Şiir ve “o kızlar”

Biz hiçbir kadının yüzüne karşı “Seni seviyorum” diyememiş, ama sevgimizi gönül diliyle anlatmış bir kuşağız. Toplum olarak şiir yazanımızın çok, okuyanımızınsa az olmasının nedeni de bu ataerkil ve kapalı yapımızdan dolayıdır. Belki bu yüzden şiir gibi muğlâk ve sembolik bir dili seçiyoruz. Ne yazık ki, bizim bu içten hâlimizi bile kirlettiler!

“O kızlar ki/ Göz kapakları yorgun/

Nabızları mavi/ Dalgın parmaklarıyla bir şarkıyı aranırlar/ Alaturka bir piyanonun/ Neveser taşlarında/ Kederli bir incelik vardır duruşlarında//O kızlar ki/ Hiç yaşanmamış bir aşkın anısıyla yaşar/ Bir rüyadan kaçırılmış/ Hayallerdir sanki” (Attila İlhan)

Attila İlhan, bundan çeyrek asır evvel “O kızlar ki” şiirinde böyle diyordu. O zamandan bugüne, haklı olarak şâirin “kızlar” hakkında fikri değişmiş, son yayınladığı “Kimi Sevsem Sensin” adlı şiir kitabında yine aynı başlıkla farklı bir şiir yazmış. Anlaşılan üstad da geçen sürre zarfında kızlar konusunda değişimi fark etmiş.

# Görevler:
1. Şiir ve "o kızlar" üzerine yazıyı iki cümleyle özetleyin.
2. Şiir ve "o kızlar" üzerine yazıyı son cümlesinden sonra bir paragrafla sürdürün.

Bir veri kümesinde listelenen öğeler

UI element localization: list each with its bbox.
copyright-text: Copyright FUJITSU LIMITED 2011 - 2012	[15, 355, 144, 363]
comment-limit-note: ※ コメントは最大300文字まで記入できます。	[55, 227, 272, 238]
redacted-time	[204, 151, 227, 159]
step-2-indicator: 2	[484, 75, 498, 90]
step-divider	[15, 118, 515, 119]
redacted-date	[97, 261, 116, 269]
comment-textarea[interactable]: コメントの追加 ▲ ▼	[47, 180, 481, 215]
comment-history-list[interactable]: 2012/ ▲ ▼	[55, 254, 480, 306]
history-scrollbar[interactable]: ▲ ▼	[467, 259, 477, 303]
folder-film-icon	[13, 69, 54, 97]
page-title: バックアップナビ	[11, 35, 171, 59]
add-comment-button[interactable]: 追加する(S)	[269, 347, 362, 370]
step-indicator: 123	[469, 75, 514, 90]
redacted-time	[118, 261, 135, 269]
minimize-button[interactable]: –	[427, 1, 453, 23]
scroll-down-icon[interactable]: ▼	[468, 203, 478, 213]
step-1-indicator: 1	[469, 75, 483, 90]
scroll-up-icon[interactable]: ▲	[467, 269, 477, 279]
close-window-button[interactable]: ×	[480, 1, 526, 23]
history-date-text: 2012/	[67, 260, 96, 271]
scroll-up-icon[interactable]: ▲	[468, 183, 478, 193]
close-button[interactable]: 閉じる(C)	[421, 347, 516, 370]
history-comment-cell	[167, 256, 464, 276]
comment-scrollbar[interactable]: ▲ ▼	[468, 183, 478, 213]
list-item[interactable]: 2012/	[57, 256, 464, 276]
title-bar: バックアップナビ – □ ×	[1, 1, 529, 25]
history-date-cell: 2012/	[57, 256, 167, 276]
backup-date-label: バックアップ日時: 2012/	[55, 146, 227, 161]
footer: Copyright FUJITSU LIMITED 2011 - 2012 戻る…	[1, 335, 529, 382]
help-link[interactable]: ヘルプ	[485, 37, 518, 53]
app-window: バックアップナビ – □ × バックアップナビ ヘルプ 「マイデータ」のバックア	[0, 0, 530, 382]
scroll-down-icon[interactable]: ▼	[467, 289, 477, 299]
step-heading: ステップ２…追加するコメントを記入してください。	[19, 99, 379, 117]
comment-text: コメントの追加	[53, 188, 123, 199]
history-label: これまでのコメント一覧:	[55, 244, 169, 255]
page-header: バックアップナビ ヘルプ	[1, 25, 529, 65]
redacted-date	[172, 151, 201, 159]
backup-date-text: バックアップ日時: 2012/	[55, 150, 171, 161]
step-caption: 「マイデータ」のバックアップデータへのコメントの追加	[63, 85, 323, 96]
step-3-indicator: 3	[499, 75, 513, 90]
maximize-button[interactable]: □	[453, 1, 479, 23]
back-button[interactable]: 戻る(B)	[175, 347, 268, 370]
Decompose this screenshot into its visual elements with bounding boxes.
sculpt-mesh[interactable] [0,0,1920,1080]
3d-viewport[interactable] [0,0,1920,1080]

# Görev yanıtları:
1. Yazar, hiçbir kadının yüzüne karşı "Seni seviyorum" diyememiş ve sevgisini gönül diliyle anlatmış bir kuşaktan söz eder; toplumda şiir yazanın çok, okuyanın az olmasını da ataerkil ve kapalı yapıya bağlar. Ardından Attila İlhan'ın çeyrek asır önce yazdığı "O kızlar ki" şiirinden bir bölüm aktarılır ve şairin kızlar hakkındaki fikrinin değiştiği, son kitabı "Kimi Sevsem Sensin"de aynı başlıkla farklı bir şiir yazdığı belirtilir.

2.
Yaşadığı toplumsal değişim, birçok şeyi etkilediği gibi insanî olanı da etkilemiş, özellikle insanın duygusal yaşamında sarsıntılar yaratmıştır. Bu durumdan herkes gibi kızlar da payını almış, yaşamlarından duyguyu/şiiri kovmuşlardır. Günlük yaşamın koşuşturması içinde şiire zaman ayırıp yaşamında ona yer veren kimse kalmış mıdır, bilemiyorum. Lise yıllarımda kızlar ve erkekler için şiir bir tutkuydu, bunu iyi anımsıyorum. Ancak günümüz gençlerine göre klasik, bir o denli de romantik sayılırız. Bizim kuşak için şiir, aşk, duygu ve ideal demektir.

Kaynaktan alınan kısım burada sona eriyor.